# Problem to work on
Copy each line of the records that holds the string "color".
_ _ _ _
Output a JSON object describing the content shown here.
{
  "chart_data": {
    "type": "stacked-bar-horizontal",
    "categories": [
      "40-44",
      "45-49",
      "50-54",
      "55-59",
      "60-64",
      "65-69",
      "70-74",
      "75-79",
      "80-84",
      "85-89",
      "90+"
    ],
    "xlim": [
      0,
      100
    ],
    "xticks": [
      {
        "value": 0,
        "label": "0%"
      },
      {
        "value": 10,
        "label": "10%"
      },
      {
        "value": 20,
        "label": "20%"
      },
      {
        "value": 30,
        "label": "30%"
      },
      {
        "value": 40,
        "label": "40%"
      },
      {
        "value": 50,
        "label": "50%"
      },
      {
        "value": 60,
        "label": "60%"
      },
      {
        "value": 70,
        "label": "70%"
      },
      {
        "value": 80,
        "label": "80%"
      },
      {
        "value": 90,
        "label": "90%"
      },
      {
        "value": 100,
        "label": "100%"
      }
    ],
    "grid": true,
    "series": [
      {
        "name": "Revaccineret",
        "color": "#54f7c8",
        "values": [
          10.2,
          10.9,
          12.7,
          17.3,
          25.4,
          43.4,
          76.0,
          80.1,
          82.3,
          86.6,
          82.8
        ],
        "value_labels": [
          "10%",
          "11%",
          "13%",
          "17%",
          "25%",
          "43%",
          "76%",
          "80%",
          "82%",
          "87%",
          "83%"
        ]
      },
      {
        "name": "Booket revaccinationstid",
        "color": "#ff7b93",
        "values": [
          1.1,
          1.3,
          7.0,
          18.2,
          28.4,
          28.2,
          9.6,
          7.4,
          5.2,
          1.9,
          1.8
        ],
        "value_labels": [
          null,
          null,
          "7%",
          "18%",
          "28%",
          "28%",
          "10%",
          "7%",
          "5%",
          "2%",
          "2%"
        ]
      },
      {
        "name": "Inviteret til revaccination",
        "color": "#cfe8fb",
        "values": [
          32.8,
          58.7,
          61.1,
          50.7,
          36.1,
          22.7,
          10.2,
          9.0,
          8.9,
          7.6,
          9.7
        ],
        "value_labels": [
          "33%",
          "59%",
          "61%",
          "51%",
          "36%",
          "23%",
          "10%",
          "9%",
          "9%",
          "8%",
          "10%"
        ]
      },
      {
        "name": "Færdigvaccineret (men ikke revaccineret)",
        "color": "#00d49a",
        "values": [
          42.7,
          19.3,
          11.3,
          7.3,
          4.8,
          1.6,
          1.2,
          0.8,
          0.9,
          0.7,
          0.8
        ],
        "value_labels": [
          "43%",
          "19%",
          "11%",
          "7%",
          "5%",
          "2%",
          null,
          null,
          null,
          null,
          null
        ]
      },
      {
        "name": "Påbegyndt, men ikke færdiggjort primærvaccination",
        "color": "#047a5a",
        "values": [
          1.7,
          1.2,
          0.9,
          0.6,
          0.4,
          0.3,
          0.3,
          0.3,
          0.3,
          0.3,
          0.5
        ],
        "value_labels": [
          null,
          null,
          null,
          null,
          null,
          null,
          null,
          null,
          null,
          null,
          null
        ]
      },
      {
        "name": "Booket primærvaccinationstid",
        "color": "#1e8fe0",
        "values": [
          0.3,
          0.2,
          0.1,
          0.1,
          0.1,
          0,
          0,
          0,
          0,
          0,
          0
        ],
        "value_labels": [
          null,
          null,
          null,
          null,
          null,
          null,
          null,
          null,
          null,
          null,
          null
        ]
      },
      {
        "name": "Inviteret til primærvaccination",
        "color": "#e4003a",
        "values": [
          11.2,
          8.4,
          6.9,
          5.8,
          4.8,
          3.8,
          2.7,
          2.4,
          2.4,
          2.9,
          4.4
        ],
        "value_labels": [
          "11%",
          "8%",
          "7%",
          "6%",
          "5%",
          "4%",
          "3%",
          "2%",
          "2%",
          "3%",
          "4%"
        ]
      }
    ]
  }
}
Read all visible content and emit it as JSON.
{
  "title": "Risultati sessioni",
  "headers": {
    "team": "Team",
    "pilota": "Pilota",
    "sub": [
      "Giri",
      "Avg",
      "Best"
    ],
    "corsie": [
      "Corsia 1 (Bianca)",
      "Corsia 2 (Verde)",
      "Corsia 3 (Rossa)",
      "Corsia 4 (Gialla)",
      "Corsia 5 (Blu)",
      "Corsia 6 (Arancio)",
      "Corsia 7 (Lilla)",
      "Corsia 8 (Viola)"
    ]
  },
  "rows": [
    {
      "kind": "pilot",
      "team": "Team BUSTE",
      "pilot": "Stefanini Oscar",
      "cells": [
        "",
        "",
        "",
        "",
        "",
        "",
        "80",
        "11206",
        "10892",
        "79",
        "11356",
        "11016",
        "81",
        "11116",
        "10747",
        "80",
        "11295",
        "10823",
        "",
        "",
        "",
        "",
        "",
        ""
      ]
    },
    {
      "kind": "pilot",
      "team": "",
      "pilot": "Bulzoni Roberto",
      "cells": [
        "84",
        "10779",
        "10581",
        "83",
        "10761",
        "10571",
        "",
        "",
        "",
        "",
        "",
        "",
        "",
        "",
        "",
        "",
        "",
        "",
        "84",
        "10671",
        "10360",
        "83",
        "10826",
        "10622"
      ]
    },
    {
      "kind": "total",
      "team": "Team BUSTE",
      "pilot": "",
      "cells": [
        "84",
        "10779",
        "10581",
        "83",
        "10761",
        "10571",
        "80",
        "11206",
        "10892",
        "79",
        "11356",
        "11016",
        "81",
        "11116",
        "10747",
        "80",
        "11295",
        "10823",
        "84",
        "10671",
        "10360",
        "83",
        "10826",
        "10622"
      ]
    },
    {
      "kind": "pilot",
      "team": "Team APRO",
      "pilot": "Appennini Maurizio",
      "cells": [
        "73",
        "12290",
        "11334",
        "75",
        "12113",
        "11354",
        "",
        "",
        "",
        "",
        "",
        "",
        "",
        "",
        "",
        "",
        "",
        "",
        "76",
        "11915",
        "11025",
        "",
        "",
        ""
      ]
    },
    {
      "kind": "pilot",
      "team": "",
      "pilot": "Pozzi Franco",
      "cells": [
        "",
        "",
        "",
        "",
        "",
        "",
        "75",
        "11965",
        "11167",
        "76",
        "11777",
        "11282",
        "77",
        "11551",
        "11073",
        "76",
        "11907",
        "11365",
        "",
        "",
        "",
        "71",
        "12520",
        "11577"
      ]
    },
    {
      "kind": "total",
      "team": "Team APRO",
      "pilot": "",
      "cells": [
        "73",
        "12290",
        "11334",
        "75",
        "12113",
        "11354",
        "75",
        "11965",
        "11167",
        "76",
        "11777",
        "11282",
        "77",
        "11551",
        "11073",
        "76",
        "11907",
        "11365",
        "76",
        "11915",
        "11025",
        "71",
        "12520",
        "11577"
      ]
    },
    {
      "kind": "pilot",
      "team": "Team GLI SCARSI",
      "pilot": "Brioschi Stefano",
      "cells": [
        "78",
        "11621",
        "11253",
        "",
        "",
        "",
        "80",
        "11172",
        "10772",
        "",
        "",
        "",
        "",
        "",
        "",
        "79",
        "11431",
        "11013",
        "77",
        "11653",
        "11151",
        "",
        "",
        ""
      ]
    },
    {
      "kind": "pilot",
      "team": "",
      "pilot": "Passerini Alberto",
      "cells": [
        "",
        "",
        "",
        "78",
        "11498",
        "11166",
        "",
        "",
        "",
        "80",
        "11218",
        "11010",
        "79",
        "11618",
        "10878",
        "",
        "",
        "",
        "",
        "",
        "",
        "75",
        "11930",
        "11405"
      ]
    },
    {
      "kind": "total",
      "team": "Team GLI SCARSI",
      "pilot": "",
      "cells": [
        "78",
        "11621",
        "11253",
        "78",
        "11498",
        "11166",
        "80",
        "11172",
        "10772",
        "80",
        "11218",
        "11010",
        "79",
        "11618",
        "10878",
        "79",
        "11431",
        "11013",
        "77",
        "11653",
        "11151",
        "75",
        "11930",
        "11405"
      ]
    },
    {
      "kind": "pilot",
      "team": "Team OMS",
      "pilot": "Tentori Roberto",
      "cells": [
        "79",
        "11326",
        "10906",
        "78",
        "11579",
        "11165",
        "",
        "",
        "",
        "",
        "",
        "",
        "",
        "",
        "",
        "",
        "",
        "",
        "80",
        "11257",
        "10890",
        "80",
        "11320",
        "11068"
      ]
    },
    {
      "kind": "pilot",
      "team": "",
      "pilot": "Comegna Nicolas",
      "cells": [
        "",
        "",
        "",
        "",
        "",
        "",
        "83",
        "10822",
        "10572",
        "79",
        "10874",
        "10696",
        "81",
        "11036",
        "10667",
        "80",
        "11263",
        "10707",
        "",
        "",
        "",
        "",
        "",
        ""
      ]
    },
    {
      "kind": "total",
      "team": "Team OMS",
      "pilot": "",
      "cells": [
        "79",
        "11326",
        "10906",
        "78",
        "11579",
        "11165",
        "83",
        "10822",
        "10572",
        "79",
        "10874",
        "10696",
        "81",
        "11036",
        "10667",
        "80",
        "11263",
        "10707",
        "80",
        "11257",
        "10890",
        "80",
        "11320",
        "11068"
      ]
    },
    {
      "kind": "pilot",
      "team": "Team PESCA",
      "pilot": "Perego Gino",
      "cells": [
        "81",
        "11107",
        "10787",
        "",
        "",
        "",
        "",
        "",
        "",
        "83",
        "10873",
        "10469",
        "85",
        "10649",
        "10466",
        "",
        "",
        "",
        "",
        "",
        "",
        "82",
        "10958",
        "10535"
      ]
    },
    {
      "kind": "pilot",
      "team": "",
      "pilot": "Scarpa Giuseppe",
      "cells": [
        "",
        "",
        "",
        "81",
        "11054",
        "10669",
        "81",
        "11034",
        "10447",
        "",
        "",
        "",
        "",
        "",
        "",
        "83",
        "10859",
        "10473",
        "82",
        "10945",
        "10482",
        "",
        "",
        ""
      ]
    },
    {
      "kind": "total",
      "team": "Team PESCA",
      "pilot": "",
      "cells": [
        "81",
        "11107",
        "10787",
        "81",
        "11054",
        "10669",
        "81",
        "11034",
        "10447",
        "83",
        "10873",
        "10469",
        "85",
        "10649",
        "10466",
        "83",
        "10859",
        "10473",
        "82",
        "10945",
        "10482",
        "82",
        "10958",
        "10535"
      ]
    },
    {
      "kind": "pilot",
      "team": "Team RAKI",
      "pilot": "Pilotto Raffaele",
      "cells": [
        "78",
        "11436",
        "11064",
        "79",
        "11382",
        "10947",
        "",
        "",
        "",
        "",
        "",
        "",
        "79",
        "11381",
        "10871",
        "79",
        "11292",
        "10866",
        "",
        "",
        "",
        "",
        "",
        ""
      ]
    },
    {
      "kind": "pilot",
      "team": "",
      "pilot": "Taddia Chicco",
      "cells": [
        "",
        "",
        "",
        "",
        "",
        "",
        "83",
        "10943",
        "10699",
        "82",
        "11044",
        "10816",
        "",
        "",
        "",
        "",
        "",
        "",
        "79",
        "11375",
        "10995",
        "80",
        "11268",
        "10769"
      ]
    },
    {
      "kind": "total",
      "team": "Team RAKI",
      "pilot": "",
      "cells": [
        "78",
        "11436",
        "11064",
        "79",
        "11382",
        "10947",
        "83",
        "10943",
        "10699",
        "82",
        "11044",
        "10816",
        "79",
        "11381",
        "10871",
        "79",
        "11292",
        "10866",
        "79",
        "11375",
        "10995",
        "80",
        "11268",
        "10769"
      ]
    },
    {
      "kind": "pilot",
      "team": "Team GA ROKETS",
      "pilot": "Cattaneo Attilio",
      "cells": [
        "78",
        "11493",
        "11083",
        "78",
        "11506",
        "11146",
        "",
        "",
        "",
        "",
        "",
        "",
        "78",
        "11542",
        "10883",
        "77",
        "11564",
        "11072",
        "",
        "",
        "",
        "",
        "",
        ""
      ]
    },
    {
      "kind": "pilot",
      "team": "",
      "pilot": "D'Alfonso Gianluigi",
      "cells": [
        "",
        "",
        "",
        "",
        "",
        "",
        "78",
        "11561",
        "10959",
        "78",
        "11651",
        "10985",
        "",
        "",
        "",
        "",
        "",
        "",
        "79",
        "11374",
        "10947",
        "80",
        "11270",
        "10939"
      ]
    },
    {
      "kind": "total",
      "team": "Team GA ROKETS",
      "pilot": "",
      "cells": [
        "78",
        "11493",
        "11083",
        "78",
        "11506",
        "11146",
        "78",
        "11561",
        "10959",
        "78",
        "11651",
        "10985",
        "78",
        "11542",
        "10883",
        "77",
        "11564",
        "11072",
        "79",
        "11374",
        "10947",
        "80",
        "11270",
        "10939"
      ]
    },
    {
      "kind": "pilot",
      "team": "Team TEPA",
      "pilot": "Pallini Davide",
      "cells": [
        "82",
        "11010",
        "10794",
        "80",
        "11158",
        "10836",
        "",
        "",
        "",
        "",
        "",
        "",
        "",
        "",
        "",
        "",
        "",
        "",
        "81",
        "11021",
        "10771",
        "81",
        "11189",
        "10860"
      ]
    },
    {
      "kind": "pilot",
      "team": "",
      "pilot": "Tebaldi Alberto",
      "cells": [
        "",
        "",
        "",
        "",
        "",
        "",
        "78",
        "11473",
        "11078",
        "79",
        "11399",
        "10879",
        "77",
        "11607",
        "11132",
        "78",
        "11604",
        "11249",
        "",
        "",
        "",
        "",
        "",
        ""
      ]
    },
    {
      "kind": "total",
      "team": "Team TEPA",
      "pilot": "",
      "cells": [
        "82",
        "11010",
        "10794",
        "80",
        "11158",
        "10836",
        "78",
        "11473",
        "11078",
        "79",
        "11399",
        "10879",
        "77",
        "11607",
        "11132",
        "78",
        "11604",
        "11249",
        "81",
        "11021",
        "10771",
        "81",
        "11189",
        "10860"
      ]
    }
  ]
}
_ _ _ _
# Final result
        "color": "#54f7c8",
        "color": "#ff7b93",
        "color": "#cfe8fb",
        "color": "#00d49a",
        "color": "#047a5a",
        "color": "#1e8fe0",
        "color": "#e4003a",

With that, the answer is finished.